▶ Supplied text
++++++++++++++++++++
Adapted from Freeing my Martha
Fresh apricots and blueberries make for delightful breakfast coffee cake that goes oh-so-perfectly with coffee or (my favorite morning beverage) chai tea.
I know the chai purists will chastise me for saying “chai tea” because technically “chai” is the word for “tea”, but in the US, there are soooo many variations of tea that chai here means India’s version of tea, with all the lovely spices, sweetness and milk.
I did a silly thing, you guys. I bought apricots entirely to add color to my daughter’s graduation fruit plate. We decided we had to have fresh strawberries and raspberries … and also red grapes. My daughter does not like green grapes. A fruit plate that is entirely red … um yeah, no. We needed more colors. We got some blueberries, but still, we needed something yellow or orange, and then I found these beautiful apricots at Costco that seemed just the thing to add color to the fruit arrangement for the celebration.
The only problem was: nobody ate the apricots … and I still had bunches of blueberries left too. Okay, well, dad ate one of the apricots, but nobody else did! I gave some apricots to my mom and dad to take home, but we still had a bunch and they were really beautiful. I didn’t want to let these lovely apricots go to waste. So I decided to make coffee cake. It turned out so pretty. Just to warn you: apricots, when cooked, do take on a sour flavor, but it is so nice with the sweet, tender cake. You’ll love it.
++++++++++++++++++++
▶ Stored records
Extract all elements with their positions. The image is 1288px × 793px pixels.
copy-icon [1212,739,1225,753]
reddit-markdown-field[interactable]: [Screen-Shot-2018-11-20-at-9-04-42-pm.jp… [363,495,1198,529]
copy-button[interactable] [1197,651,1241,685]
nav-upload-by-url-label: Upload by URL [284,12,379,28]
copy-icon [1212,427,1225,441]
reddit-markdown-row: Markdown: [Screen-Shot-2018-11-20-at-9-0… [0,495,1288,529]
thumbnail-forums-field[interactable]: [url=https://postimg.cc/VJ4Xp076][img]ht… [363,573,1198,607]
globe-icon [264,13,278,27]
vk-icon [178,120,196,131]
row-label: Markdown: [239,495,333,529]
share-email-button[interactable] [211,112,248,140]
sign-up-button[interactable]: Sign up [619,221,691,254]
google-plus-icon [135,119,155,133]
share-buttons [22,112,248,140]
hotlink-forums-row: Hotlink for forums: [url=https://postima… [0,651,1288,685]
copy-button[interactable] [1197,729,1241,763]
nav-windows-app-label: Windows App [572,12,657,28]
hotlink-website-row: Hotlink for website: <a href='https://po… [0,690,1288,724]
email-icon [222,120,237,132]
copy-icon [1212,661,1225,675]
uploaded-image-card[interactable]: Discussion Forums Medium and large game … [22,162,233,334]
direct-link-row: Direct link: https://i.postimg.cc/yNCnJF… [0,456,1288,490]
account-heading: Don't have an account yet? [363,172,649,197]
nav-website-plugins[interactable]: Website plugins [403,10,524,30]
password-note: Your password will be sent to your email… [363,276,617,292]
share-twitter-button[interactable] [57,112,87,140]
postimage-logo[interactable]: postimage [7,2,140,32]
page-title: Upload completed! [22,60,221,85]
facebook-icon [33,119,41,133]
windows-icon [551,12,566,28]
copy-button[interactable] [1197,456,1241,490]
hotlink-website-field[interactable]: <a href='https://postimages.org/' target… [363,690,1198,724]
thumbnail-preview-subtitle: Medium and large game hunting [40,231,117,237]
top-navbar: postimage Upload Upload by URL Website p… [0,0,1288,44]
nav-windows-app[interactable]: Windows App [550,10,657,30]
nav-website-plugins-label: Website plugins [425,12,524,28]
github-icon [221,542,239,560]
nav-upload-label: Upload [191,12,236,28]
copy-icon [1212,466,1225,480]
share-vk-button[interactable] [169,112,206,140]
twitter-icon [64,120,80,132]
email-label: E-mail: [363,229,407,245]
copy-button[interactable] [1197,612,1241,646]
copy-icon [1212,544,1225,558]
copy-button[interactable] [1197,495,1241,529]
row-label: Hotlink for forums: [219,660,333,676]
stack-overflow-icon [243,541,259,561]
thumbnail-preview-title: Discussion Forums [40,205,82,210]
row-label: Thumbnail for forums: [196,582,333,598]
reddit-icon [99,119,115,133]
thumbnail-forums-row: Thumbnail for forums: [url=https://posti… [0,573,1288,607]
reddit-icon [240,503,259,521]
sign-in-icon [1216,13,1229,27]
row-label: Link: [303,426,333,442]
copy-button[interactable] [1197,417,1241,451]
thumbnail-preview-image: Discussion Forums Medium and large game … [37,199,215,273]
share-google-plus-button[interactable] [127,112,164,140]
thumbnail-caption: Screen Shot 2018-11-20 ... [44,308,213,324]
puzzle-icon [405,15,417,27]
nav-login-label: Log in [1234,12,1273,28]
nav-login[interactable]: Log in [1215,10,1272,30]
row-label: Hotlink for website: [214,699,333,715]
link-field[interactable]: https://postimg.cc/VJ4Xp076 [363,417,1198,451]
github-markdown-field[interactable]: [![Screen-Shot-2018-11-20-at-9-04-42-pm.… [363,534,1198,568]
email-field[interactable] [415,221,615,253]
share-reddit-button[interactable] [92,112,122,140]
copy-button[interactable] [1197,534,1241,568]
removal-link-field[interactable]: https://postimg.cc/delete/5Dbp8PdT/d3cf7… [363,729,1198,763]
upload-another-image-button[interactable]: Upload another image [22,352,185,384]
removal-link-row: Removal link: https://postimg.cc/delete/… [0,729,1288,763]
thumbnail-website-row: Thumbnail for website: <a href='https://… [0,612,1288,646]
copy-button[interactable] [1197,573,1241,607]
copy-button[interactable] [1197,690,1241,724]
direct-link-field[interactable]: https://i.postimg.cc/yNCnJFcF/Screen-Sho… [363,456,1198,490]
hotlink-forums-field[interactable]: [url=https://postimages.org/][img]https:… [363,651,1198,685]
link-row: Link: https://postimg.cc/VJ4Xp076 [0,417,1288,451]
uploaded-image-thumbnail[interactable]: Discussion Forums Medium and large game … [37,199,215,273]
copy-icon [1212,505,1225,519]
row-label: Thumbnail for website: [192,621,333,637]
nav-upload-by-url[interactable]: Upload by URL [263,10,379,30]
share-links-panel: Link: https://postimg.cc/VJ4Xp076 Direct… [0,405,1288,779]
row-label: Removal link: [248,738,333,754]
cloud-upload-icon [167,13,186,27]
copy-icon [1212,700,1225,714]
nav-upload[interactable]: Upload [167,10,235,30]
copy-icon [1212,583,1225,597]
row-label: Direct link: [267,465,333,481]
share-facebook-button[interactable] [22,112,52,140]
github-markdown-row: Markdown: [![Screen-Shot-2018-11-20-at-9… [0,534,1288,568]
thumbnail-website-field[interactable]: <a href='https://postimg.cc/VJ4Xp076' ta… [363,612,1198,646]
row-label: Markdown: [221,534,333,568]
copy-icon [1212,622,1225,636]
++++++++++++++++++++
▶ Aim A
Name every fruit mentioned in the coffee cake text.
▶ Aim B
Retype verbatim the part of the records that opens with their first line and closes with the line containing "copy-button[interactable] [1197,729,1241,763]", including both of those lines.

▶ Written reply A
Apricots, blueberries, strawberries, raspberries, and grapes (red and green).

▶ Written reply B
Extract all elements with their positions. The image is 1288px × 793px pixels.
copy-icon [1212,739,1225,753]
reddit-markdown-field[interactable]: [Screen-Shot-2018-11-20-at-9-04-42-pm.jp… [363,495,1198,529]
copy-button[interactable] [1197,651,1241,685]
nav-upload-by-url-label: Upload by URL [284,12,379,28]
copy-icon [1212,427,1225,441]
reddit-markdown-row: Markdown: [Screen-Shot-2018-11-20-at-9-0… [0,495,1288,529]
thumbnail-forums-field[interactable]: [url=https://postimg.cc/VJ4Xp076][img]ht… [363,573,1198,607]
globe-icon [264,13,278,27]
vk-icon [178,120,196,131]
row-label: Markdown: [239,495,333,529]
share-email-button[interactable] [211,112,248,140]
sign-up-button[interactable]: Sign up [619,221,691,254]
google-plus-icon [135,119,155,133]
share-buttons [22,112,248,140]
hotlink-forums-row: Hotlink for forums: [url=https://postima… [0,651,1288,685]
copy-button[interactable] [1197,729,1241,763]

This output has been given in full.